**Problem statement**.
Transcribe every line of the records verbatim.

Lines of data:
________________________________________
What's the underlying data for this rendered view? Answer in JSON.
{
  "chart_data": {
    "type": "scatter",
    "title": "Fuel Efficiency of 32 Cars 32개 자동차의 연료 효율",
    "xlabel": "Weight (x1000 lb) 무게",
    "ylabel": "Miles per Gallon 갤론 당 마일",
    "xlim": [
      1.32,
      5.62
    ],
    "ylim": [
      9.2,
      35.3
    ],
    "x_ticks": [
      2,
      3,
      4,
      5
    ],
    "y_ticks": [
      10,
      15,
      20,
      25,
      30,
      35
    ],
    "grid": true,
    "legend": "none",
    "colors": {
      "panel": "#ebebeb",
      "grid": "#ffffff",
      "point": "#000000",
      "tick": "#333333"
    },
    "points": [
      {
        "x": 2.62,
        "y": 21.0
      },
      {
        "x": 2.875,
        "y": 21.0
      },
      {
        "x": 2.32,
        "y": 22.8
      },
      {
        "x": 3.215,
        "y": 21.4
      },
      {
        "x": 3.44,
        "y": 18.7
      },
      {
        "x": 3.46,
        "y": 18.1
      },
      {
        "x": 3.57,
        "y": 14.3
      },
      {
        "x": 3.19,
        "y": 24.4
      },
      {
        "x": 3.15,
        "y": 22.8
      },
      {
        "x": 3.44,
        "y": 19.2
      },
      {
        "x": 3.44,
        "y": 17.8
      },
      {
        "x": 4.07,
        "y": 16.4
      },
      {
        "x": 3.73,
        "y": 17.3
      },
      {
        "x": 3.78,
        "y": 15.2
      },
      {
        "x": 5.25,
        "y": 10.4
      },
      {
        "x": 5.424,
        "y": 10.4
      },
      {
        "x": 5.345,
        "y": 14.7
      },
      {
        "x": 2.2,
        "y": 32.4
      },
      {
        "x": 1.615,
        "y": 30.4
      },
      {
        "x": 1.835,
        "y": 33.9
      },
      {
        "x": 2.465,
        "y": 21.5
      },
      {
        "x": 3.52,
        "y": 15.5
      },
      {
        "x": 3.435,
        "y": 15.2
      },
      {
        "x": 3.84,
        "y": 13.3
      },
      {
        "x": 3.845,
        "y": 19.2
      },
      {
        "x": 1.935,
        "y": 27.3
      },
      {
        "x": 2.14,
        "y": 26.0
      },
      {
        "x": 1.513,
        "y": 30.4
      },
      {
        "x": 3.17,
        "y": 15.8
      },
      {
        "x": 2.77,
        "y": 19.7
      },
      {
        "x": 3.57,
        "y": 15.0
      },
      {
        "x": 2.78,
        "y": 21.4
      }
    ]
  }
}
________________________________________
**Answer to this problem**.
What's the underlying data for this rendered view? Answer in JSON.
{
  "chart_data": {
    "type": "scatter",
    "title": "Fuel Efficiency of 32 Cars 32개 자동차의 연료 효율",
    "xlabel": "Weight (x1000 lb) 무게",
    "ylabel": "Miles per Gallon 갤론 당 마일",
    "xlim": [
      1.32,
      5.62
    ],
    "ylim": [
      9.2,
      35.3
    ],
    "x_ticks": [
      2,
      3,
      4,
      5
    ],
    "y_ticks": [
      10,
      15,
      20,
      25,
      30,
      35
    ],
    "grid": true,
    "legend": "none",
    "colors": {
      "panel": "#ebebeb",
      "grid": "#ffffff",
      "point": "#000000",
      "tick": "#333333"
    },
    "points": [
      {
        "x": 2.62,
        "y": 21.0
      },
      {
        "x": 2.875,
        "y": 21.0
      },
      {
        "x": 2.32,
        "y": 22.8
      },
      {
        "x": 3.215,
        "y": 21.4
      },
      {
        "x": 3.44,
        "y": 18.7
      },
      {
        "x": 3.46,
        "y": 18.1
      },
      {
        "x": 3.57,
        "y": 14.3
      },
      {
        "x": 3.19,
        "y": 24.4
      },
      {
        "x": 3.15,
        "y": 22.8
      },
      {
        "x": 3.44,
        "y": 19.2
      },
      {
        "x": 3.44,
        "y": 17.8
      },
      {
        "x": 4.07,
        "y": 16.4
      },
      {
        "x": 3.73,
        "y": 17.3
      },
      {
        "x": 3.78,
        "y": 15.2
      },
      {
        "x": 5.25,
        "y": 10.4
      },
      {
        "x": 5.424,
        "y": 10.4
      },
      {
        "x": 5.345,
        "y": 14.7
      },
      {
        "x": 2.2,
        "y": 32.4
      },
      {
        "x": 1.615,
        "y": 30.4
      },
      {
        "x": 1.835,
        "y": 33.9
      },
      {
        "x": 2.465,
        "y": 21.5
      },
      {
        "x": 3.52,
        "y": 15.5
      },
      {
        "x": 3.435,
        "y": 15.2
      },
      {
        "x": 3.84,
        "y": 13.3
      },
      {
        "x": 3.845,
        "y": 19.2
      },
      {
        "x": 1.935,
        "y": 27.3
      },
      {
        "x": 2.14,
        "y": 26.0
      },
      {
        "x": 1.513,
        "y": 30.4
      },
      {
        "x": 3.17,
        "y": 15.8
      },
      {
        "x": 2.77,
        "y": 19.7
      },
      {
        "x": 3.57,
        "y": 15.0
      },
      {
        "x": 2.78,
        "y": 21.4
      }
    ]
  }
}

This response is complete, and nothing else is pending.